Please write out the material that follows, exactly as it stands.

[Data entries for graphics]
*****
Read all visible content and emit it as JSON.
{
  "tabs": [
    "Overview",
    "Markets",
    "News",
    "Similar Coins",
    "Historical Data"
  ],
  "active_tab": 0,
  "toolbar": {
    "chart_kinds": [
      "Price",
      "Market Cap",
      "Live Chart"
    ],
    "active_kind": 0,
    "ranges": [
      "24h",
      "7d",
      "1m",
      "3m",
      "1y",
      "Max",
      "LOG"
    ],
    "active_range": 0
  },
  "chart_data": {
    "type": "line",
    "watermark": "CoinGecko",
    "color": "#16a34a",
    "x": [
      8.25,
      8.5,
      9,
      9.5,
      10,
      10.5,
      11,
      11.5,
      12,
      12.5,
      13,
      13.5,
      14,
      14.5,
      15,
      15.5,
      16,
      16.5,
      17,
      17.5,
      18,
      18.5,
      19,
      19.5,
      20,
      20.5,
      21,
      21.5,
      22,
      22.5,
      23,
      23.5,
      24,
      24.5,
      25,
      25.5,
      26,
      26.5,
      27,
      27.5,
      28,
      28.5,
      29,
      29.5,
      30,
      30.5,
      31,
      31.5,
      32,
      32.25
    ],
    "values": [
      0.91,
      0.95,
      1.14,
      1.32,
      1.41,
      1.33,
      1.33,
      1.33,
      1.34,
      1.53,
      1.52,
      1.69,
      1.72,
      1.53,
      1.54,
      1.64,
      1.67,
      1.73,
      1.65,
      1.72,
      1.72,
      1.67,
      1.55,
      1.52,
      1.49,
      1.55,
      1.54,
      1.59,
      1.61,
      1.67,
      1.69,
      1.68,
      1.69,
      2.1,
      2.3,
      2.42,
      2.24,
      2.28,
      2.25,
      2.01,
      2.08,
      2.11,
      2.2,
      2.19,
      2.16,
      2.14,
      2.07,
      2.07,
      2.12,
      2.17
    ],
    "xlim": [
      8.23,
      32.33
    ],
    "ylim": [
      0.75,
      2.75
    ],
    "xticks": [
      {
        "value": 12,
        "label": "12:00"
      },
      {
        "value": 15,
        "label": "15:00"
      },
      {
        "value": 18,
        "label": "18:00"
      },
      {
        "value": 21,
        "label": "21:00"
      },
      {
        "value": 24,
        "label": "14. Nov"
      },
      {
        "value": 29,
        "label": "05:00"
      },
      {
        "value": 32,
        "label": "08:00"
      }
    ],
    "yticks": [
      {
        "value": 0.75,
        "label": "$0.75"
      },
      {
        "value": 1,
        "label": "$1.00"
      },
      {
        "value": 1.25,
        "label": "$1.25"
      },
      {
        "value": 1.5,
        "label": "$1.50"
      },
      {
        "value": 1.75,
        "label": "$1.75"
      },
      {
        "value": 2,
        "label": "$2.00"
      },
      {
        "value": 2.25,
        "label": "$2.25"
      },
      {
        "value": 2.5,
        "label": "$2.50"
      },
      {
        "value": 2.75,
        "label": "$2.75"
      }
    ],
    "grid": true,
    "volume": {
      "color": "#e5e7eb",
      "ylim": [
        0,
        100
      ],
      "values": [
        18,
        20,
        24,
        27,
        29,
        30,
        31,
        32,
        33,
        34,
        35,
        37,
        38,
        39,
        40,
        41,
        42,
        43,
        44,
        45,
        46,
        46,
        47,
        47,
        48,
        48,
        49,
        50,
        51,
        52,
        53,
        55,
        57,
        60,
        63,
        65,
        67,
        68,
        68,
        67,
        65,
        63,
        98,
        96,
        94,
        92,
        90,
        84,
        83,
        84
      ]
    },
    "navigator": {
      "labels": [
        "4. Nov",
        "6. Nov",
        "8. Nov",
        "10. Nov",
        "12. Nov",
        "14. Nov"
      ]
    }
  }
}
*****
:: RESULT BELOW ::
Read all visible content and emit it as JSON.
{
  "tabs": [
    "Overview",
    "Markets",
    "News",
    "Similar Coins",
    "Historical Data"
  ],
  "active_tab": 0,
  "toolbar": {
    "chart_kinds": [
      "Price",
      "Market Cap",
      "Live Chart"
    ],
    "active_kind": 0,
    "ranges": [
      "24h",
      "7d",
      "1m",
      "3m",
      "1y",
      "Max",
      "LOG"
    ],
    "active_range": 0
  },
  "chart_data": {
    "type": "line",
    "watermark": "CoinGecko",
    "color": "#16a34a",
    "x": [
      8.25,
      8.5,
      9,
      9.5,
      10,
      10.5,
      11,
      11.5,
      12,
      12.5,
      13,
      13.5,
      14,
      14.5,
      15,
      15.5,
      16,
      16.5,
      17,
      17.5,
      18,
      18.5,
      19,
      19.5,
      20,
      20.5,
      21,
      21.5,
      22,
      22.5,
      23,
      23.5,
      24,
      24.5,
      25,
      25.5,
      26,
      26.5,
      27,
      27.5,
      28,
      28.5,
      29,
      29.5,
      30,
      30.5,
      31,
      31.5,
      32,
      32.25
    ],
    "values": [
      0.91,
      0.95,
      1.14,
      1.32,
      1.41,
      1.33,
      1.33,
      1.33,
      1.34,
      1.53,
      1.52,
      1.69,
      1.72,
      1.53,
      1.54,
      1.64,
      1.67,
      1.73,
      1.65,
      1.72,
      1.72,
      1.67,
      1.55,
      1.52,
      1.49,
      1.55,
      1.54,
      1.59,
      1.61,
      1.67,
      1.69,
      1.68,
      1.69,
      2.1,
      2.3,
      2.42,
      2.24,
      2.28,
      2.25,
      2.01,
      2.08,
      2.11,
      2.2,
      2.19,
      2.16,
      2.14,
      2.07,
      2.07,
      2.12,
      2.17
    ],
    "xlim": [
      8.23,
      32.33
    ],
    "ylim": [
      0.75,
      2.75
    ],
    "xticks": [
      {
        "value": 12,
        "label": "12:00"
      },
      {
        "value": 15,
        "label": "15:00"
      },
      {
        "value": 18,
        "label": "18:00"
      },
      {
        "value": 21,
        "label": "21:00"
      },
      {
        "value": 24,
        "label": "14. Nov"
      },
      {
        "value": 29,
        "label": "05:00"
      },
      {
        "value": 32,
        "label": "08:00"
      }
    ],
    "yticks": [
      {
        "value": 0.75,
        "label": "$0.75"
      },
      {
        "value": 1,
        "label": "$1.00"
      },
      {
        "value": 1.25,
        "label": "$1.25"
      },
      {
        "value": 1.5,
        "label": "$1.50"
      },
      {
        "value": 1.75,
        "label": "$1.75"
      },
      {
        "value": 2,
        "label": "$2.00"
      },
      {
        "value": 2.25,
        "label": "$2.25"
      },
      {
        "value": 2.5,
        "label": "$2.50"
      },
      {
        "value": 2.75,
        "label": "$2.75"
      }
    ],
    "grid": true,
    "volume": {
      "color": "#e5e7eb",
      "ylim": [
        0,
        100
      ],
      "values": [
        18,
        20,
        24,
        27,
        29,
        30,
        31,
        32,
        33,
        34,
        35,
        37,
        38,
        39,
        40,
        41,
        42,
        43,
        44,
        45,
        46,
        46,
        47,
        47,
        48,
        48,
        49,
        50,
        51,
        52,
        53,
        55,
        57,
        60,
        63,
        65,
        67,
        68,
        68,
        67,
        65,
        63,
        98,
        96,
        94,
        92,
        90,
        84,
        83,
        84
      ]
    },
    "navigator": {
      "labels": [
        "4. Nov",
        "6. Nov",
        "8. Nov",
        "10. Nov",
        "12. Nov",
        "14. Nov"
      ]
    }
  }
}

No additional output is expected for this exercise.